___ TASK MATERIAL

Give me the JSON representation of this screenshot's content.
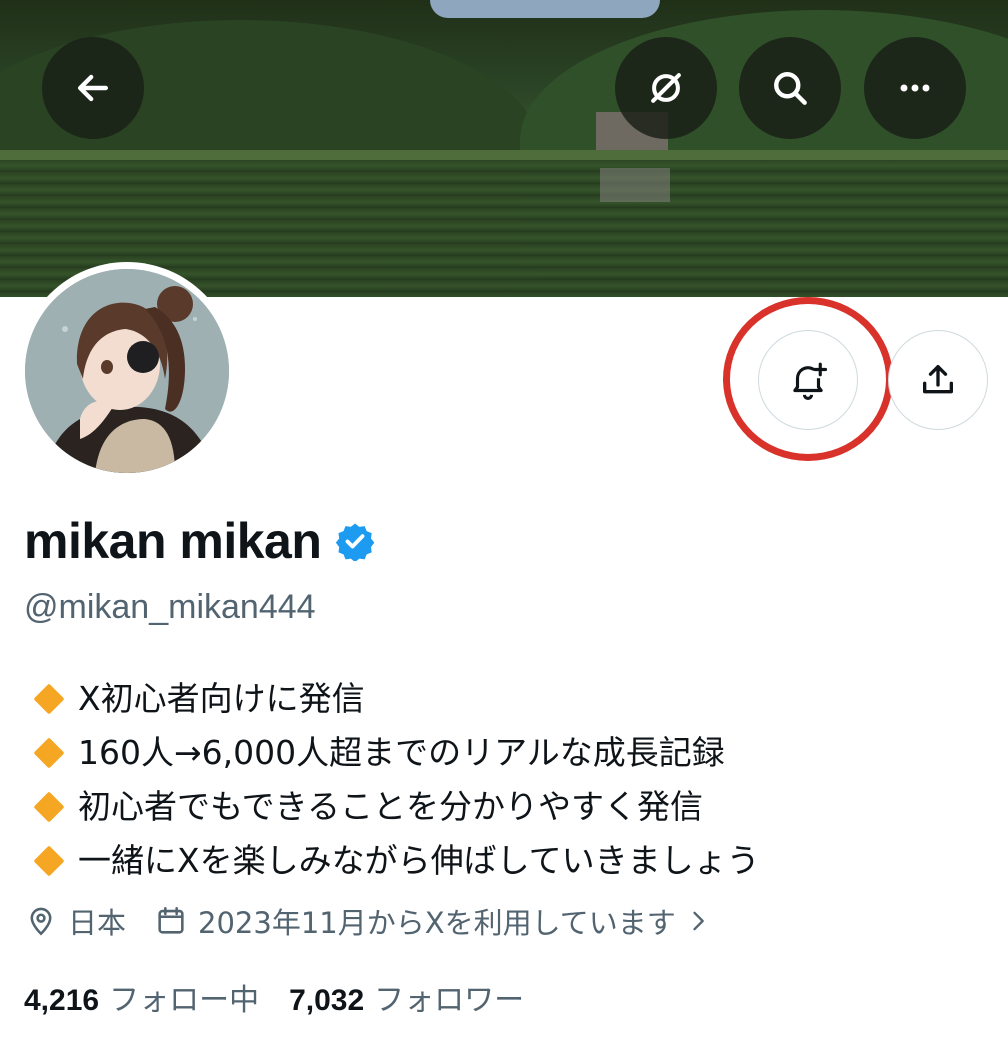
{
  "header": {
    "back_icon": "arrow-left-icon",
    "grok_icon": "grok-icon",
    "search_icon": "search-icon",
    "more_icon": "more-horizontal-icon"
  },
  "profile": {
    "display_name": "mikan mikan",
    "verified": true,
    "handle": "@mikan_mikan444",
    "bio": [
      "X初心者向けに発信",
      "160人→6,000人超までのリアルな成長記録",
      "初心者でもできることを分かりやすく発信",
      "一緒にXを楽しみながら伸ばしていきましょう"
    ],
    "location": "日本",
    "joined": "2023年11月からXを利用しています",
    "following_count": "4,216",
    "following_label": "フォロー中",
    "followers_count": "7,032",
    "followers_label": "フォロワー"
  },
  "actions": {
    "notify_icon": "bell-plus-icon",
    "share_icon": "share-icon"
  },
  "colors": {
    "highlight_ring": "#d8322b",
    "verified_badge": "#1d9bf0",
    "bio_bullet": "#f5a623",
    "secondary_text": "#536471"
  }
}
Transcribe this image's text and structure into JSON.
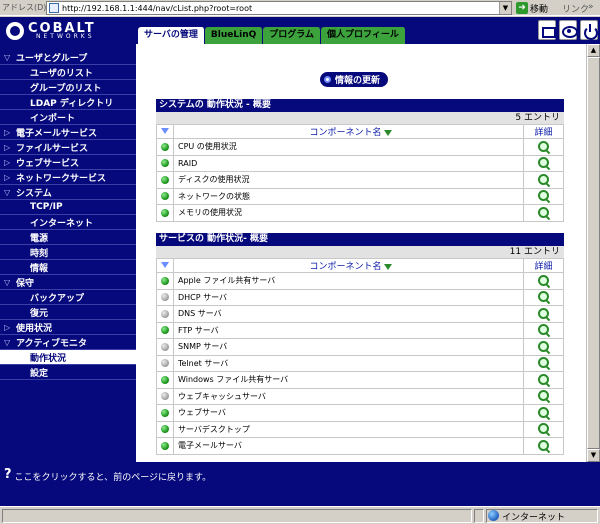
{
  "browser": {
    "address_label": "アドレス(D)",
    "url": "http://192.168.1.1:444/nav/cList.php?root=root",
    "go_label": "移動",
    "links_label": "リンク"
  },
  "brand": {
    "main": "COBALT",
    "sub": "NETWORKS"
  },
  "tabs": [
    {
      "label": "サーバの管理",
      "active": true
    },
    {
      "label": "BlueLinQ",
      "active": false
    },
    {
      "label": "プログラム",
      "active": false
    },
    {
      "label": "個人プロフィール",
      "active": false
    }
  ],
  "sidebar": {
    "items": [
      {
        "label": "ユーザとグループ",
        "level": 0,
        "expanded": true
      },
      {
        "label": "ユーザのリスト",
        "level": 1
      },
      {
        "label": "グループのリスト",
        "level": 1
      },
      {
        "label": "LDAP ディレクトリ",
        "level": 1
      },
      {
        "label": "インポート",
        "level": 1
      },
      {
        "label": "電子メールサービス",
        "level": 0,
        "expanded": false
      },
      {
        "label": "ファイルサービス",
        "level": 0,
        "expanded": false
      },
      {
        "label": "ウェブサービス",
        "level": 0,
        "expanded": false
      },
      {
        "label": "ネットワークサービス",
        "level": 0,
        "expanded": false
      },
      {
        "label": "システム",
        "level": 0,
        "expanded": true
      },
      {
        "label": "TCP/IP",
        "level": 1
      },
      {
        "label": "インターネット",
        "level": 1
      },
      {
        "label": "電源",
        "level": 1
      },
      {
        "label": "時刻",
        "level": 1
      },
      {
        "label": "情報",
        "level": 1
      },
      {
        "label": "保守",
        "level": 0,
        "expanded": true
      },
      {
        "label": "バックアップ",
        "level": 1
      },
      {
        "label": "復元",
        "level": 1
      },
      {
        "label": "使用状況",
        "level": 0,
        "expanded": false
      },
      {
        "label": "アクティブモニタ",
        "level": 0,
        "expanded": true
      },
      {
        "label": "動作状況",
        "level": 1,
        "selected": true
      },
      {
        "label": "設定",
        "level": 1
      }
    ]
  },
  "main": {
    "refresh_label": "情報の更新",
    "system_section": {
      "title": "システムの 動作状況 - 概要",
      "count": "5 エントリ",
      "col_name": "コンポーネント名",
      "col_detail": "詳細",
      "rows": [
        {
          "name": "CPU の使用状況",
          "status": "green"
        },
        {
          "name": "RAID",
          "status": "green"
        },
        {
          "name": "ディスクの使用状況",
          "status": "green"
        },
        {
          "name": "ネットワークの状態",
          "status": "green"
        },
        {
          "name": "メモリの使用状況",
          "status": "green"
        }
      ]
    },
    "service_section": {
      "title": "サービスの 動作状況- 概要",
      "count": "11 エントリ",
      "col_name": "コンポーネント名",
      "col_detail": "詳細",
      "rows": [
        {
          "name": "Apple ファイル共有サーバ",
          "status": "green"
        },
        {
          "name": "DHCP サーバ",
          "status": "gray"
        },
        {
          "name": "DNS サーバ",
          "status": "gray"
        },
        {
          "name": "FTP サーバ",
          "status": "green"
        },
        {
          "name": "SNMP サーバ",
          "status": "gray"
        },
        {
          "name": "Telnet サーバ",
          "status": "gray"
        },
        {
          "name": "Windows ファイル共有サーバ",
          "status": "green"
        },
        {
          "name": "ウェブキャッシュサーバ",
          "status": "gray"
        },
        {
          "name": "ウェブサーバ",
          "status": "green"
        },
        {
          "name": "サーバデスクトップ",
          "status": "green"
        },
        {
          "name": "電子メールサーバ",
          "status": "green"
        }
      ]
    }
  },
  "help": {
    "text": "ここをクリックすると、前のページに戻ります。"
  },
  "status": {
    "zone": "インターネット"
  },
  "colors": {
    "navy": "#06097b",
    "tab_green": "#2a9a2a",
    "status_green": "#1f9a1f",
    "status_gray": "#a8a8a8"
  }
}
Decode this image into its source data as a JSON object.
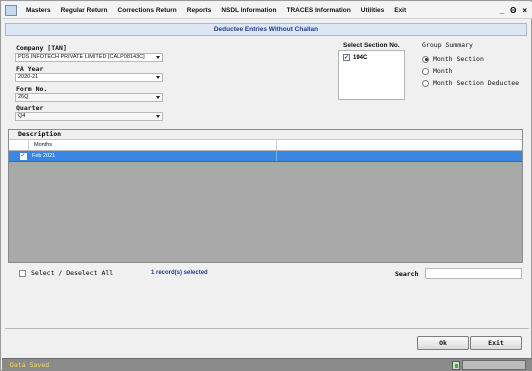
{
  "menu": {
    "items": [
      "Masters",
      "Regular Return",
      "Corrections Return",
      "Reports",
      "NSDL Information",
      "TRACES Information",
      "Utilities",
      "Exit"
    ],
    "minimize": "_",
    "restore": "Θ",
    "close": "×"
  },
  "header": {
    "title": "Deductee Entries Without Challan"
  },
  "form": {
    "company_label": "Company [TAN]",
    "company_value": "PDS INFOTECH PRIVATE LIMITED [CALP08143C]",
    "fa_year_label": "FA Year",
    "fa_year_value": "2020-21",
    "form_no_label": "Form No.",
    "form_no_value": "26Q",
    "quarter_label": "Quarter",
    "quarter_value": "Q4"
  },
  "section": {
    "label": "Select Section No.",
    "items": [
      {
        "label": "194C",
        "checked": true
      }
    ]
  },
  "group_summary": {
    "label": "Group Summary",
    "options": [
      {
        "label": "Month Section",
        "selected": true
      },
      {
        "label": "Month",
        "selected": false
      },
      {
        "label": "Month Section Deductee",
        "selected": false
      }
    ]
  },
  "grid": {
    "caption": "Description",
    "columns": [
      "Months"
    ],
    "rows": [
      {
        "month": "Feb 2021",
        "checked": true,
        "selected": true
      }
    ]
  },
  "footer": {
    "select_all_label": "Select / Deselect All",
    "records_text": "1 record(s) selected",
    "search_label": "Search",
    "search_value": ""
  },
  "buttons": {
    "ok": "Ok",
    "exit": "Exit"
  },
  "status": {
    "text": "Data Saved"
  },
  "icons": {
    "app": "app-icon",
    "check": "✓"
  }
}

______

**WRITTEN REQUEST**:
Of the lines in the records, determine how many contain the word "image", and report that number alone.

**ANSWER BELOW**:
2